→ Work instructions
Examine the records and identify each line that includes the string "service". Copy those lines.

A run of records
--

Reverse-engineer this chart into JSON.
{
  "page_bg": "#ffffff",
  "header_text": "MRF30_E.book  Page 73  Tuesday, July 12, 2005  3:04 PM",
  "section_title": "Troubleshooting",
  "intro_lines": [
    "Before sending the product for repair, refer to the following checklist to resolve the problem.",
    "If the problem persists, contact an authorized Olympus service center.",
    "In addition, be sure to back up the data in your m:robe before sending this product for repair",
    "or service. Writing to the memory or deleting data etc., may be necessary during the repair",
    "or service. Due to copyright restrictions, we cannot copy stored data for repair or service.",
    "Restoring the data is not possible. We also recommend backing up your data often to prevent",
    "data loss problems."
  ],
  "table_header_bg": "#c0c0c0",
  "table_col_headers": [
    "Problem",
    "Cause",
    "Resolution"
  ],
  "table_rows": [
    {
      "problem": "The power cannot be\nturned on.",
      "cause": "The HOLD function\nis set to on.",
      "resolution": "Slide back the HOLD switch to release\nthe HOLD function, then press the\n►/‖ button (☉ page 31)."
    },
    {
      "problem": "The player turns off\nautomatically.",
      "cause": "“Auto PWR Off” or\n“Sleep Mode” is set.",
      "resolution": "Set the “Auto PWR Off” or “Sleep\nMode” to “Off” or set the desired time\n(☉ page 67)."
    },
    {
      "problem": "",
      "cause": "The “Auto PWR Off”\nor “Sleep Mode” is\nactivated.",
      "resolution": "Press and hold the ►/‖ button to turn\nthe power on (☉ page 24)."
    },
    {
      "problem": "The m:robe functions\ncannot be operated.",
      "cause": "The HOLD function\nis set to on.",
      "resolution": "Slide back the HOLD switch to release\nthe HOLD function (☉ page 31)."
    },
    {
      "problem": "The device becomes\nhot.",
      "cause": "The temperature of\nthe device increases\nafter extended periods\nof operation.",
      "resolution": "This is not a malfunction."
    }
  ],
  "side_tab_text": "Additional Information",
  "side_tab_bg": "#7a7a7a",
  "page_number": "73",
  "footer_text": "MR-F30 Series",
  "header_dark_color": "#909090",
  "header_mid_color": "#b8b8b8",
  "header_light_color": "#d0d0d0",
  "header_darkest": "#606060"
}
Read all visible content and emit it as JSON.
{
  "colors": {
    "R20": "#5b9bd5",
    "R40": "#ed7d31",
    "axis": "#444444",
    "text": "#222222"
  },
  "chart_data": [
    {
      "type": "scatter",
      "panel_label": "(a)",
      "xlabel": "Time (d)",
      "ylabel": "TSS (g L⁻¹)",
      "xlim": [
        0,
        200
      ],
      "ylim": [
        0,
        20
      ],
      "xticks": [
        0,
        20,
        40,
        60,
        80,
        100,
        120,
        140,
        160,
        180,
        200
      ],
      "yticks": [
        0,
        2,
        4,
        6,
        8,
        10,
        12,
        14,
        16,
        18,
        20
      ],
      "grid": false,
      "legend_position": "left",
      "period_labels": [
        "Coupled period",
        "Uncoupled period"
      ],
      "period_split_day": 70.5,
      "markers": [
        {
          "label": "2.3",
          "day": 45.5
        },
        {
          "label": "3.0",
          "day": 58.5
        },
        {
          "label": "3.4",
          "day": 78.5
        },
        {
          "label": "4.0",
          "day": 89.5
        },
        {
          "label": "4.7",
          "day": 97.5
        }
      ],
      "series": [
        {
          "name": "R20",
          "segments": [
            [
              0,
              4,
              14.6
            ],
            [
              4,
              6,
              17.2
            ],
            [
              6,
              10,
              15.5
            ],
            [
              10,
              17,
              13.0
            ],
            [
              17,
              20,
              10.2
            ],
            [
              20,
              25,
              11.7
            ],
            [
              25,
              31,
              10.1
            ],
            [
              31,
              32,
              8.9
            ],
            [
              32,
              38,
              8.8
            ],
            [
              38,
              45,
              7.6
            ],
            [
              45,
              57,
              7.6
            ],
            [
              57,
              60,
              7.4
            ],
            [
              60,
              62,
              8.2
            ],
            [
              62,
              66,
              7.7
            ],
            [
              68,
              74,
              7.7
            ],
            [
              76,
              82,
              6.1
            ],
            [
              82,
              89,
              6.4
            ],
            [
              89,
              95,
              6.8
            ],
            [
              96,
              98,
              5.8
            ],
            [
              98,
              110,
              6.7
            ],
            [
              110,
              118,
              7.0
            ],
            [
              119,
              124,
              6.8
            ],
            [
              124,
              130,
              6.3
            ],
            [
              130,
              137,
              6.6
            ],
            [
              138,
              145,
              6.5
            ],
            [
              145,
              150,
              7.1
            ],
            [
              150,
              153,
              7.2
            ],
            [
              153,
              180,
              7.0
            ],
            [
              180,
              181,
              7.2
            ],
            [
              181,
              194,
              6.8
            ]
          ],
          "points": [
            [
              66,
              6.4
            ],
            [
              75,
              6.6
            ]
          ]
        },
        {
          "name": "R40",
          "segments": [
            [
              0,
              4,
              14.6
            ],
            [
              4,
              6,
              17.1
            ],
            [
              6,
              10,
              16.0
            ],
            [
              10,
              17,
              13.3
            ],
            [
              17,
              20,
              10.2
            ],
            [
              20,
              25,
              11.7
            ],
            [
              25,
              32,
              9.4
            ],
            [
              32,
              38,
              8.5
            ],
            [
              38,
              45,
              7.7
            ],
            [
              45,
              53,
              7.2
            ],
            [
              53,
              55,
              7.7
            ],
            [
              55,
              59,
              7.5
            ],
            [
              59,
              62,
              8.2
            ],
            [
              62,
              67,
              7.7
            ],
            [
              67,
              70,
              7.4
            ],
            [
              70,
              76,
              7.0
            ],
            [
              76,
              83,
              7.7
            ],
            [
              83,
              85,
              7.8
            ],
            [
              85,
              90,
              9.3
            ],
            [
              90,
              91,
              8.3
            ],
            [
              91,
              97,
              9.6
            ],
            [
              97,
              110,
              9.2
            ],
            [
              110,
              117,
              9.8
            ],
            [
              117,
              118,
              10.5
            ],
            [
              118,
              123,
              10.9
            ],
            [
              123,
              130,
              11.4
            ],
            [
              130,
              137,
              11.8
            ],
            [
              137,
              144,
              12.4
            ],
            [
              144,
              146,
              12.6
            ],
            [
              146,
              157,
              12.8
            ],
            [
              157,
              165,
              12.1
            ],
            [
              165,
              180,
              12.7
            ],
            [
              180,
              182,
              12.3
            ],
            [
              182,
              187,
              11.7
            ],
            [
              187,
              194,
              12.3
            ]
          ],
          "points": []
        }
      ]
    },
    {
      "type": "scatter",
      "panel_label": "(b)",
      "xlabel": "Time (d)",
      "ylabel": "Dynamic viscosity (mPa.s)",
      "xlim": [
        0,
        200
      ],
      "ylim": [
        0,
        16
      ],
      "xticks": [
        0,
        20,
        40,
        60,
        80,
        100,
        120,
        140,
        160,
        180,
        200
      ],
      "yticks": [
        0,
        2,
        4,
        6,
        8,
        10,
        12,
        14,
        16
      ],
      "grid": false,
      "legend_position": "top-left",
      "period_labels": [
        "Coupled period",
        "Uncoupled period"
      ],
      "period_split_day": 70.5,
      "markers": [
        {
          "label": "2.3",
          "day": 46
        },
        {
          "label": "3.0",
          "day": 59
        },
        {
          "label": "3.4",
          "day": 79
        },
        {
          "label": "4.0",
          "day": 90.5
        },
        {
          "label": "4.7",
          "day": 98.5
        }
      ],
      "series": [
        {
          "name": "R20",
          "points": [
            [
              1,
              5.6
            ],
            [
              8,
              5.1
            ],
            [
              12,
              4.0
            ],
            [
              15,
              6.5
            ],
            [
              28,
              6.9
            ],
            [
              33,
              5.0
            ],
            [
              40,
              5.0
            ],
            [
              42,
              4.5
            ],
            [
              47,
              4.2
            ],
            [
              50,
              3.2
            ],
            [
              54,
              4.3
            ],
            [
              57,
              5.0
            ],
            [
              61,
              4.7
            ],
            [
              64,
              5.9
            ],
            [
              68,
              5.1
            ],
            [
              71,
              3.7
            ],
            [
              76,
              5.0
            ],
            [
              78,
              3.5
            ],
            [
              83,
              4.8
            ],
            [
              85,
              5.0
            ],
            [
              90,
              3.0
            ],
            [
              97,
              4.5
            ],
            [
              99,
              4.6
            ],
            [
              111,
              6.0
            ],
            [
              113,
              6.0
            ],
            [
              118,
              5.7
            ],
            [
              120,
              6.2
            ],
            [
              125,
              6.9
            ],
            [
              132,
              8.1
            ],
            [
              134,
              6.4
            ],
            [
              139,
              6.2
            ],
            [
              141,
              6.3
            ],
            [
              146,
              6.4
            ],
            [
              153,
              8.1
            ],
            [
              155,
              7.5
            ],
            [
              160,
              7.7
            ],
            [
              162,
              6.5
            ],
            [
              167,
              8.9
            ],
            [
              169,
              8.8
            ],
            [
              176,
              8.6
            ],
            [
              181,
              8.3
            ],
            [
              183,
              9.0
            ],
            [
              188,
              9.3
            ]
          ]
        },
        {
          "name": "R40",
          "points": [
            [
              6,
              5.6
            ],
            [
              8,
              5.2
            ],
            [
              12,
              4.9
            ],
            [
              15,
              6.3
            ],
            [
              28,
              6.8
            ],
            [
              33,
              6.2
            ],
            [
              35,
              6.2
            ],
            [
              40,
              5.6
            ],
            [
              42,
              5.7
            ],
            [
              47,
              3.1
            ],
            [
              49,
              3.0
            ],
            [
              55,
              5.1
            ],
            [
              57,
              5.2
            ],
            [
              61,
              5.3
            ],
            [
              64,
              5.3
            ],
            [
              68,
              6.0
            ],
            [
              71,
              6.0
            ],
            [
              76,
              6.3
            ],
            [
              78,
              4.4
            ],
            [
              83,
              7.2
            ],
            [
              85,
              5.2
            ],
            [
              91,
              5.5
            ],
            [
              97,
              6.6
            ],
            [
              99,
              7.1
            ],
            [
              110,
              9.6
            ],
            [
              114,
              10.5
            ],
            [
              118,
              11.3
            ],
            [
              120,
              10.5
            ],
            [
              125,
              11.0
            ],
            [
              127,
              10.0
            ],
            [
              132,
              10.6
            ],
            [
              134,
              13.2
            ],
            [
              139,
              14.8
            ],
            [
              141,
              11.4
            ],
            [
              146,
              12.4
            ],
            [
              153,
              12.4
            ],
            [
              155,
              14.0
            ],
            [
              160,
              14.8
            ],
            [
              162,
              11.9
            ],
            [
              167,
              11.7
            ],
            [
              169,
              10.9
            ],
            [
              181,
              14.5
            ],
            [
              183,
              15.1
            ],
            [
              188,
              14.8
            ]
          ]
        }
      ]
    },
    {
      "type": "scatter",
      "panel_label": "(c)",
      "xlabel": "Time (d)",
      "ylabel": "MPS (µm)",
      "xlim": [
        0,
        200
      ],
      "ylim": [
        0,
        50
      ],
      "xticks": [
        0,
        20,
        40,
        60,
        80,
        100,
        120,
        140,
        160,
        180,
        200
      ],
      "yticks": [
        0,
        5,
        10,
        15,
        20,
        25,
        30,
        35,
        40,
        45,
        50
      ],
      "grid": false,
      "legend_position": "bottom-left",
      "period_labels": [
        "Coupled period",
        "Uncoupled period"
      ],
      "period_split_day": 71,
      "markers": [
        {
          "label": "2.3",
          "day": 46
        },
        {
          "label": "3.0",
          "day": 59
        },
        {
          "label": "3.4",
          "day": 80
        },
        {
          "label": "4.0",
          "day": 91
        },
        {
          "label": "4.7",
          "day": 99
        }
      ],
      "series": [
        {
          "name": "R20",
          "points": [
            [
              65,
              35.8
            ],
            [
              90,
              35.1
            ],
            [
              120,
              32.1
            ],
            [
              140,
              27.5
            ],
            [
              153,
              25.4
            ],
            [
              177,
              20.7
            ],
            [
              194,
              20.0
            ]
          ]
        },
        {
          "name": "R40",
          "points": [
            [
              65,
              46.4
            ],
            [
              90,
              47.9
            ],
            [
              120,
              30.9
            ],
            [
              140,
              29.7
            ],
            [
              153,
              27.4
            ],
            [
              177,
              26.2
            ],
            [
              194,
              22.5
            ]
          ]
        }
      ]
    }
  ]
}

--

→ Solution to the exercise
    "If the problem persists, contact an authorized Olympus service center.",
    "or service. Writing to the memory or deleting data etc., may be necessary during the repair",
    "or service. Due to copyright restrictions, we cannot copy stored data for repair or service.",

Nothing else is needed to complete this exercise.